## start Input
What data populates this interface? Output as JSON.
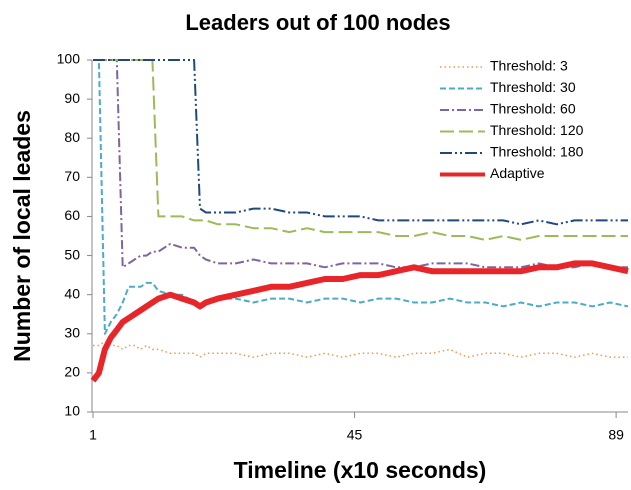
{
  "chart_data": {
    "type": "line",
    "title": "Leaders out of 100 nodes",
    "x_label": "Timeline (x10 seconds)",
    "y_label": "Number of local leades",
    "x": [
      1,
      2,
      3,
      4,
      5,
      6,
      7,
      8,
      9,
      10,
      11,
      12,
      14,
      16,
      18,
      19,
      20,
      22,
      25,
      28,
      31,
      34,
      37,
      40,
      43,
      46,
      49,
      52,
      55,
      58,
      61,
      64,
      67,
      70,
      73,
      76,
      79,
      82,
      85,
      88,
      91
    ],
    "xlim": [
      1,
      91
    ],
    "xticks": [
      1,
      45,
      89
    ],
    "ylim": [
      10,
      100
    ],
    "yticks": [
      10,
      20,
      30,
      40,
      50,
      60,
      70,
      80,
      90,
      100
    ],
    "legend": "top-right",
    "series": [
      {
        "name": "Threshold: 3",
        "color": "#f79646",
        "values": [
          27,
          27,
          28,
          27,
          27,
          26,
          27,
          27,
          26,
          27,
          26,
          26,
          25,
          25,
          25,
          24,
          25,
          25,
          25,
          24,
          25,
          25,
          24,
          25,
          24,
          25,
          25,
          24,
          25,
          25,
          26,
          24,
          25,
          25,
          24,
          25,
          25,
          24,
          25,
          24,
          24
        ]
      },
      {
        "name": "Threshold: 30",
        "color": "#4bacc6",
        "values": [
          100,
          100,
          30,
          33,
          35,
          38,
          42,
          42,
          42,
          43,
          43,
          41,
          40,
          40,
          38,
          37,
          38,
          39,
          39,
          38,
          39,
          39,
          38,
          39,
          39,
          38,
          39,
          39,
          38,
          38,
          39,
          38,
          38,
          37,
          38,
          37,
          38,
          38,
          37,
          38,
          37
        ]
      },
      {
        "name": "Threshold: 60",
        "color": "#8064a2",
        "values": [
          100,
          100,
          100,
          100,
          100,
          47,
          48,
          49,
          50,
          50,
          51,
          51,
          53,
          52,
          52,
          50,
          49,
          48,
          48,
          49,
          48,
          48,
          48,
          47,
          48,
          48,
          48,
          47,
          47,
          48,
          48,
          48,
          47,
          47,
          47,
          48,
          47,
          47,
          48,
          47,
          47
        ]
      },
      {
        "name": "Threshold: 120",
        "color": "#9bbb59",
        "values": [
          100,
          100,
          100,
          100,
          100,
          100,
          100,
          100,
          100,
          100,
          100,
          60,
          60,
          60,
          59,
          59,
          59,
          58,
          58,
          57,
          57,
          56,
          57,
          56,
          56,
          56,
          56,
          55,
          55,
          56,
          55,
          55,
          54,
          55,
          54,
          55,
          55,
          55,
          55,
          55,
          55
        ]
      },
      {
        "name": "Threshold: 180",
        "color": "#1f497d",
        "values": [
          100,
          100,
          100,
          100,
          100,
          100,
          100,
          100,
          100,
          100,
          100,
          100,
          100,
          100,
          100,
          62,
          61,
          61,
          61,
          62,
          62,
          61,
          61,
          60,
          60,
          60,
          59,
          59,
          59,
          59,
          59,
          59,
          59,
          59,
          58,
          59,
          58,
          59,
          59,
          59,
          59
        ]
      },
      {
        "name": "Adaptive",
        "color": "#e8262a",
        "values": [
          18,
          20,
          26,
          29,
          31,
          33,
          34,
          35,
          36,
          37,
          38,
          39,
          40,
          39,
          38,
          37,
          38,
          39,
          40,
          41,
          42,
          42,
          43,
          44,
          44,
          45,
          45,
          46,
          47,
          46,
          46,
          46,
          46,
          46,
          46,
          47,
          47,
          48,
          48,
          47,
          46
        ]
      }
    ]
  }
}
## end Input
▶ **Work instructions**:
Search the entries for the word "Threshold" and pick out every line that holds it.

▶ **The solution**:
        "name": "Threshold: 3",
        "name": "Threshold: 30",
        "name": "Threshold: 60",
        "name": "Threshold: 120",
        "name": "Threshold: 180",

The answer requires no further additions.